== Exercise task ==
Determine how many lines below hold the string "nombre". Reply with the number alone.

— BEGIN Material shown —

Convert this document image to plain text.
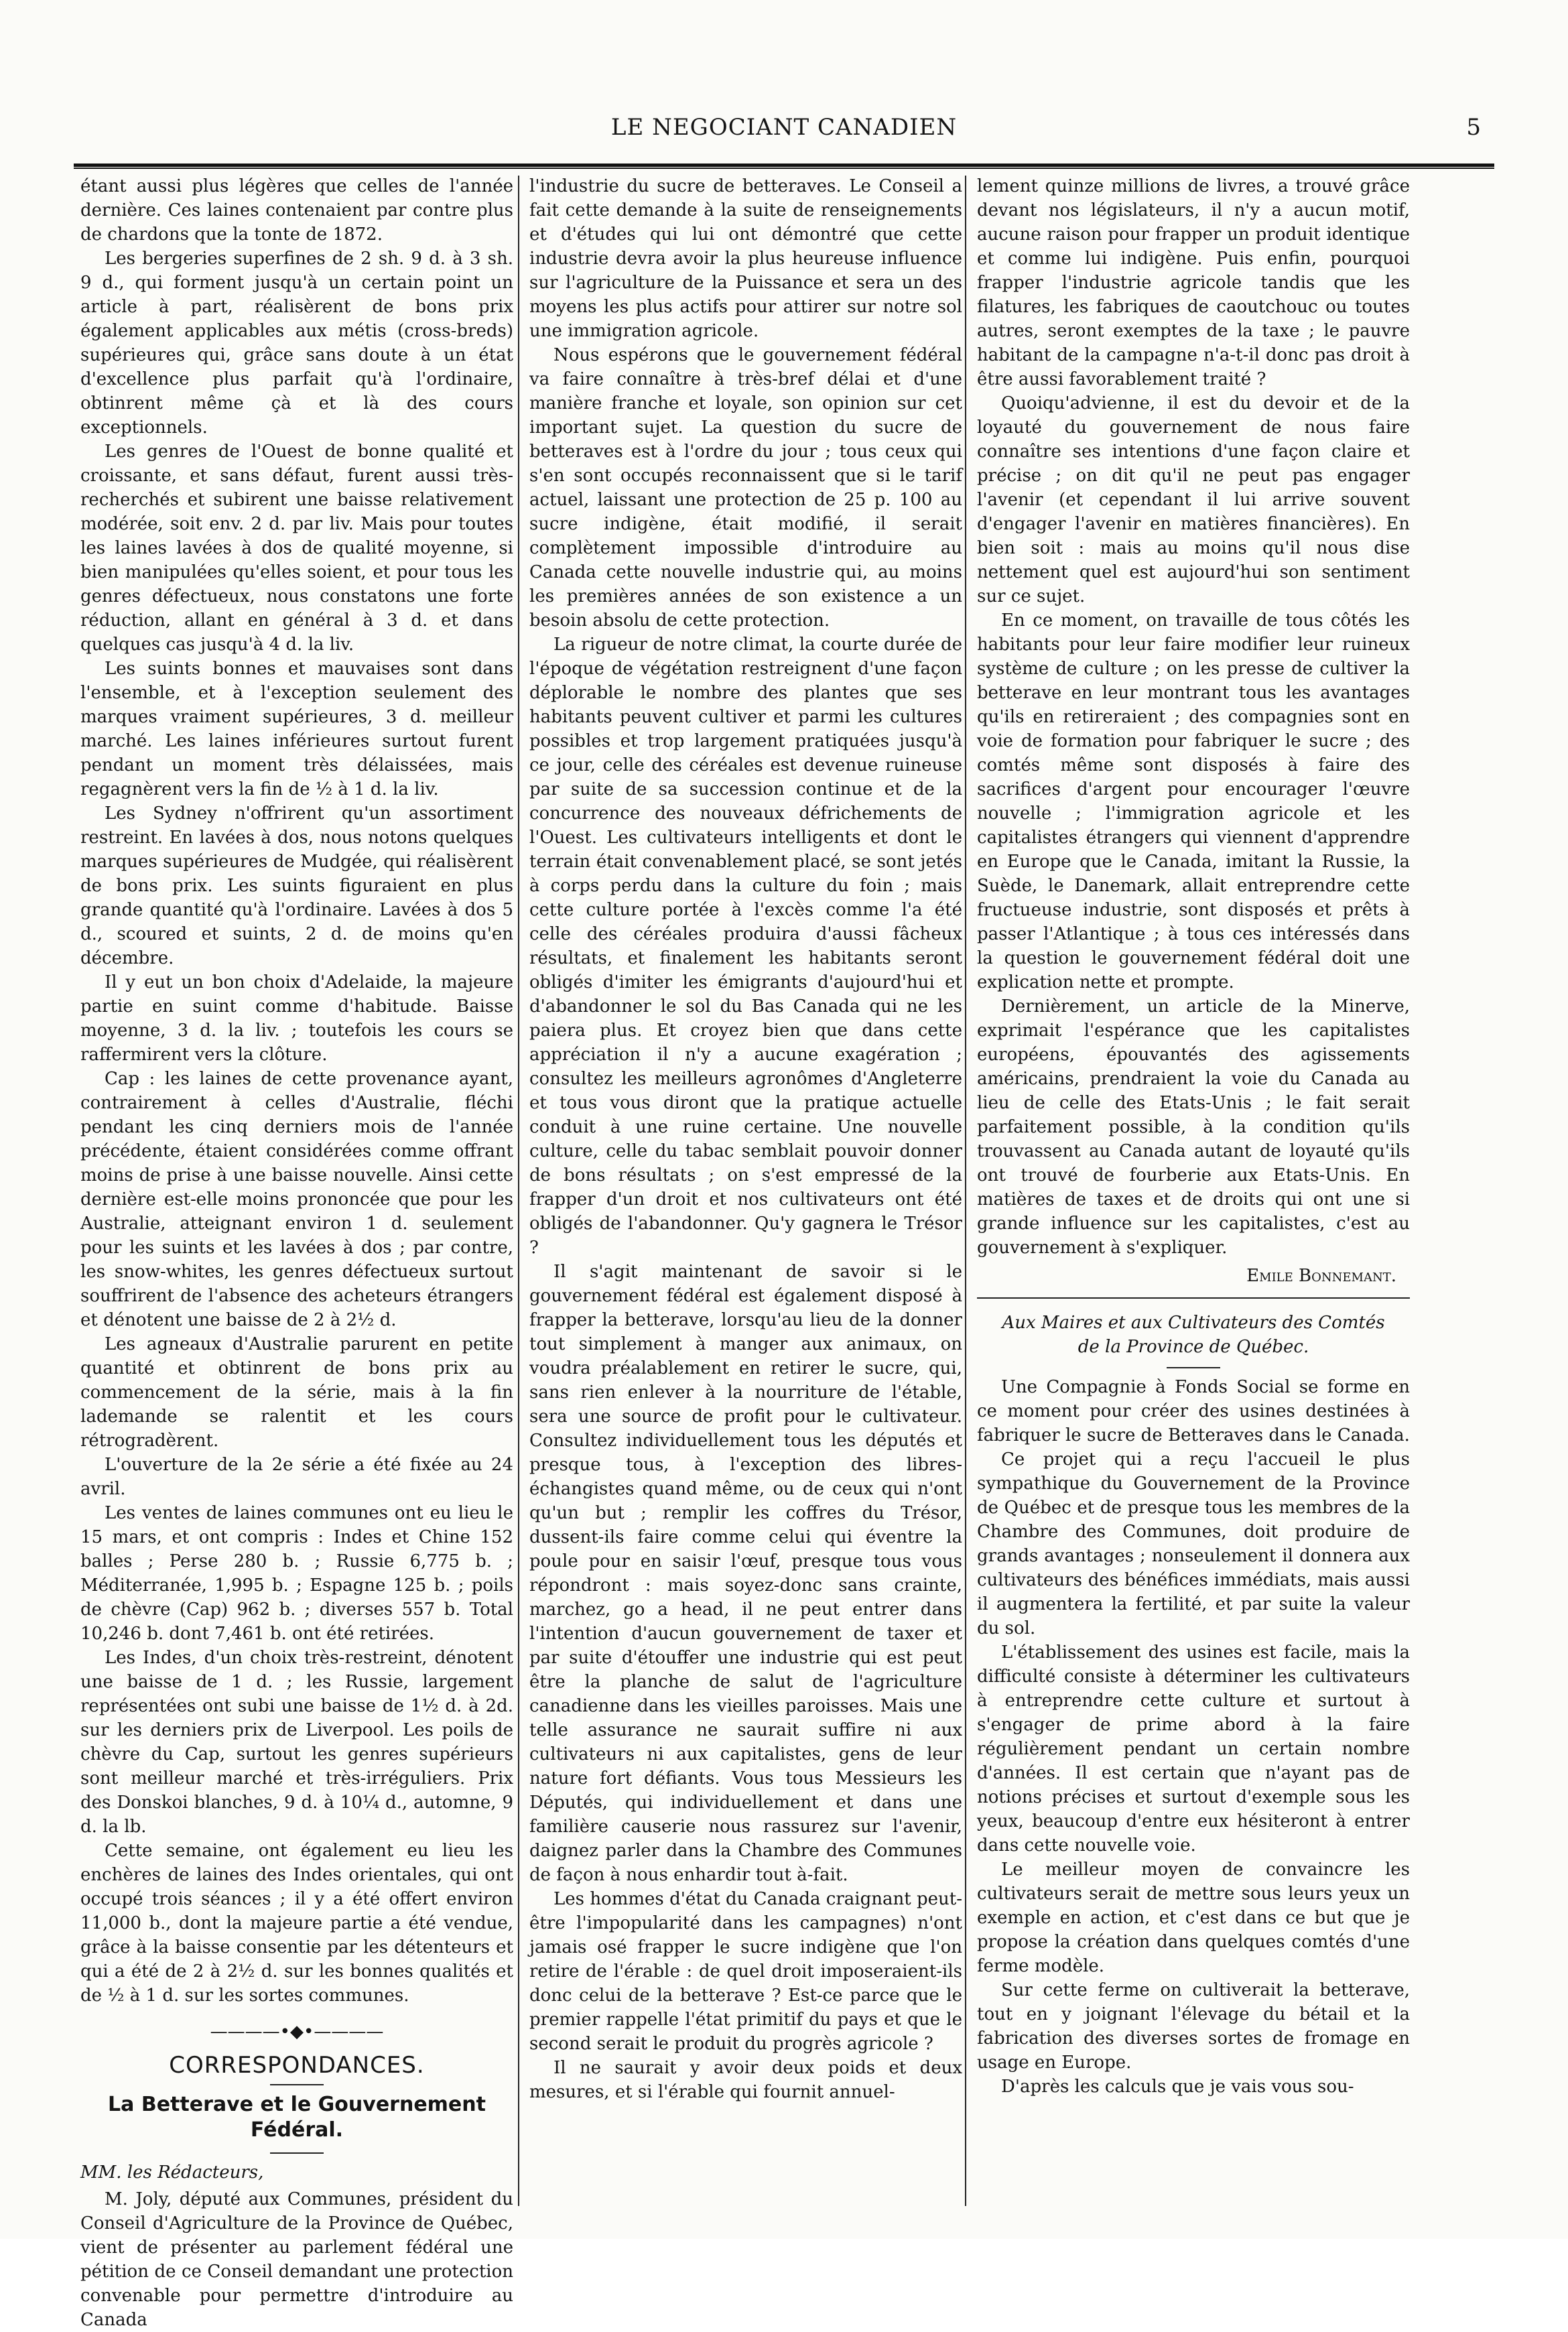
LE NEGOCIANT CANADIEN	5

étant aussi plus légères que celles de l'année dernière. Ces laines contenaient par contre plus de chardons que la tonte de 1872.

Les bergeries superfines de 2 sh. 9 d. à 3 sh. 9 d., qui forment jusqu'à un certain point un article à part, réalisèrent de bons prix également applicables aux métis (cross-breds) supérieures qui, grâce sans doute à un état d'excellence plus parfait qu'à l'ordinaire, obtinrent même çà et là des cours exceptionnels.

Les genres de l'Ouest de bonne qualité et croissante, et sans défaut, furent aussi très-recherchés et subirent une baisse relativement modérée, soit env. 2 d. par liv. Mais pour toutes les laines lavées à dos de qualité moyenne, si bien manipulées qu'elles soient, et pour tous les genres défectueux, nous constatons une forte réduction, allant en général à 3 d. et dans quelques cas jusqu'à 4 d. la liv.

Les suints bonnes et mauvaises sont dans l'ensemble, et à l'exception seulement des marques vraiment supérieures, 3 d. meilleur marché. Les laines inférieures surtout furent pendant un moment très délaissées, mais regagnèrent vers la fin de ½ à 1 d. la liv.

Les Sydney n'offrirent qu'un assortiment restreint. En lavées à dos, nous notons quelques marques supérieures de Mudgée, qui réalisèrent de bons prix. Les suints figuraient en plus grande quantité qu'à l'ordinaire. Lavées à dos 5 d., scoured et suints, 2 d. de moins qu'en décembre.

Il y eut un bon choix d'Adelaide, la majeure partie en suint comme d'habitude. Baisse moyenne, 3 d. la liv. ; toutefois les cours se raffermirent vers la clôture.

Cap : les laines de cette provenance ayant, contrairement à celles d'Australie, fléchi pendant les cinq derniers mois de l'année précédente, étaient considérées comme offrant moins de prise à une baisse nouvelle. Ainsi cette dernière est-elle moins prononcée que pour les Australie, atteignant environ 1 d. seulement pour les suints et les lavées à dos ; par contre, les snow-whites, les genres défectueux surtout souffrirent de l'absence des acheteurs étrangers et dénotent une baisse de 2 à 2½ d.

Les agneaux d'Australie parurent en petite quantité et obtinrent de bons prix au commencement de la série, mais à la fin lademande se ralentit et les cours rétrogradèrent.

L'ouverture de la 2e série a été fixée au 24 avril.

Les ventes de laines communes ont eu lieu le 15 mars, et ont compris : Indes et Chine 152 balles ; Perse 280 b. ; Russie 6,775 b. ; Méditerranée, 1,995 b. ; Espagne 125 b. ; poils de chèvre (Cap) 962 b. ; diverses 557 b. Total 10,246 b. dont 7,461 b. ont été retirées.

Les Indes, d'un choix très-restreint, dénotent une baisse de 1 d. ; les Russie, largement représentées ont subi une baisse de 1½ d. à 2d. sur les derniers prix de Liverpool. Les poils de chèvre du Cap, surtout les genres supérieurs sont meilleur marché et très-irréguliers. Prix des Donskoi blanches, 9 d. à 10¼ d., automne, 9 d. la lb.

Cette semaine, ont également eu lieu les enchères de laines des Indes orientales, qui ont occupé trois séances ; il y a été offert environ 11,000 b., dont la majeure partie a été vendue, grâce à la baisse consentie par les détenteurs et qui a été de 2 à 2½ d. sur les bonnes qualités et de ½ à 1 d. sur les sortes communes.

————•◆•————

CORRESPONDANCES.

La Betterave et le Gouvernement Fédéral.

MM. les Rédacteurs,

M. Joly, député aux Communes, président du Conseil d'Agriculture de la Province de Québec, vient de présenter au parlement fédéral une pétition de ce Conseil demandant une protection convenable pour permettre d'introduire au Canada

l'industrie du sucre de betteraves. Le Conseil a fait cette demande à la suite de renseignements et d'études qui lui ont démontré que cette industrie devra avoir la plus heureuse influence sur l'agriculture de la Puissance et sera un des moyens les plus actifs pour attirer sur notre sol une immigration agricole.

Nous espérons que le gouvernement fédéral va faire connaître à très-bref délai et d'une manière franche et loyale, son opinion sur cet important sujet. La question du sucre de betteraves est à l'ordre du jour ; tous ceux qui s'en sont occupés reconnaissent que si le tarif actuel, laissant une protection de 25 p. 100 au sucre indigène, était modifié, il serait complètement impossible d'introduire au Canada cette nouvelle industrie qui, au moins les premières années de son existence a un besoin absolu de cette protection.

La rigueur de notre climat, la courte durée de l'époque de végétation restreignent d'une façon déplorable le nombre des plantes que ses habitants peuvent cultiver et parmi les cultures possibles et trop largement pratiquées jusqu'à ce jour, celle des céréales est devenue ruineuse par suite de sa succession continue et de la concurrence des nouveaux défrichements de l'Ouest. Les cultivateurs intelligents et dont le terrain était convenablement placé, se sont jetés à corps perdu dans la culture du foin ; mais cette culture portée à l'excès comme l'a été celle des céréales produira d'aussi fâcheux résultats, et finalement les habitants seront obligés d'imiter les émigrants d'aujourd'hui et d'abandonner le sol du Bas Canada qui ne les paiera plus. Et croyez bien que dans cette appréciation il n'y a aucune exagération ; consultez les meilleurs agronômes d'Angleterre et tous vous diront que la pratique actuelle conduit à une ruine certaine. Une nouvelle culture, celle du tabac semblait pouvoir donner de bons résultats ; on s'est empressé de la frapper d'un droit et nos cultivateurs ont été obligés de l'abandonner. Qu'y gagnera le Trésor ?

Il s'agit maintenant de savoir si le gouvernement fédéral est également disposé à frapper la betterave, lorsqu'au lieu de la donner tout simplement à manger aux animaux, on voudra préalablement en retirer le sucre, qui, sans rien enlever à la nourriture de l'étable, sera une source de profit pour le cultivateur. Consultez individuellement tous les députés et presque tous, à l'exception des libres-échangistes quand même, ou de ceux qui n'ont qu'un but ; remplir les coffres du Trésor, dussent-ils faire comme celui qui éventre la poule pour en saisir l'œuf, presque tous vous répondront : mais soyez-donc sans crainte, marchez, go a head, il ne peut entrer dans l'intention d'aucun gouvernement de taxer et par suite d'étouffer une industrie qui est peut être la planche de salut de l'agriculture canadienne dans les vieilles paroisses. Mais une telle assurance ne saurait suffire ni aux cultivateurs ni aux capitalistes, gens de leur nature fort défiants. Vous tous Messieurs les Députés, qui individuellement et dans une familière causerie nous rassurez sur l'avenir, daignez parler dans la Chambre des Communes de façon à nous enhardir tout à-fait.

Les hommes d'état du Canada craignant peut-être l'impopularité dans les campagnes) n'ont jamais osé frapper le sucre indigène que l'on retire de l'érable : de quel droit imposeraient-ils donc celui de la betterave ? Est-ce parce que le premier rappelle l'état primitif du pays et que le second serait le produit du progrès agricole ?

Il ne saurait y avoir deux poids et deux mesures, et si l'érable qui fournit annuel-

lement quinze millions de livres, a trouvé grâce devant nos législateurs, il n'y a aucun motif, aucune raison pour frapper un produit identique et comme lui indigène. Puis enfin, pourquoi frapper l'industrie agricole tandis que les filatures, les fabriques de caoutchouc ou toutes autres, seront exemptes de la taxe ; le pauvre habitant de la campagne n'a-t-il donc pas droit à être aussi favorablement traité ?

Quoiqu'advienne, il est du devoir et de la loyauté du gouvernement de nous faire connaître ses intentions d'une façon claire et précise ; on dit qu'il ne peut pas engager l'avenir (et cependant il lui arrive souvent d'engager l'avenir en matières financières). En bien soit : mais au moins qu'il nous dise nettement quel est aujourd'hui son sentiment sur ce sujet.

En ce moment, on travaille de tous côtés les habitants pour leur faire modifier leur ruineux système de culture ; on les presse de cultiver la betterave en leur montrant tous les avantages qu'ils en retireraient ; des compagnies sont en voie de formation pour fabriquer le sucre ; des comtés même sont disposés à faire des sacrifices d'argent pour encourager l'œuvre nouvelle ; l'immigration agricole et les capitalistes étrangers qui viennent d'apprendre en Europe que le Canada, imitant la Russie, la Suède, le Danemark, allait entreprendre cette fructueuse industrie, sont disposés et prêts à passer l'Atlantique ; à tous ces intéressés dans la question le gouvernement fédéral doit une explication nette et prompte.

Dernièrement, un article de la Minerve, exprimait l'espérance que les capitalistes européens, épouvantés des agissements américains, prendraient la voie du Canada au lieu de celle des Etats-Unis ; le fait serait parfaitement possible, à la condition qu'ils trouvassent au Canada autant de loyauté qu'ils ont trouvé de fourberie aux Etats-Unis. En matières de taxes et de droits qui ont une si grande influence sur les capitalistes, c'est au gouvernement à s'expliquer.

Emile Bonnemant.

Aux Maires et aux Cultivateurs des Comtés de la Province de Québec.

Une Compagnie à Fonds Social se forme en ce moment pour créer des usines destinées à fabriquer le sucre de Betteraves dans le Canada.

Ce projet qui a reçu l'accueil le plus sympathique du Gouvernement de la Province de Québec et de presque tous les membres de la Chambre des Communes, doit produire de grands avantages ; nonseulement il donnera aux cultivateurs des bénéfices immédiats, mais aussi il augmentera la fertilité, et par suite la valeur du sol.

L'établissement des usines est facile, mais la difficulté consiste à déterminer les cultivateurs à entreprendre cette culture et surtout à s'engager de prime abord à la faire régulièrement pendant un certain nombre d'années. Il est certain que n'ayant pas de notions précises et surtout d'exemple sous les yeux, beaucoup d'entre eux hésiteront à entrer dans cette nouvelle voie.

Le meilleur moyen de convaincre les cultivateurs serait de mettre sous leurs yeux un exemple en action, et c'est dans ce but que je propose la création dans quelques comtés d'une ferme modèle.

Sur cette ferme on cultiverait la betterave, tout en y joignant l'élevage du bétail et la fabrication des diverses sortes de fromage en usage en Europe.

D'après les calculs que je vais vous sou-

— END Material shown —

== Correct result ==
2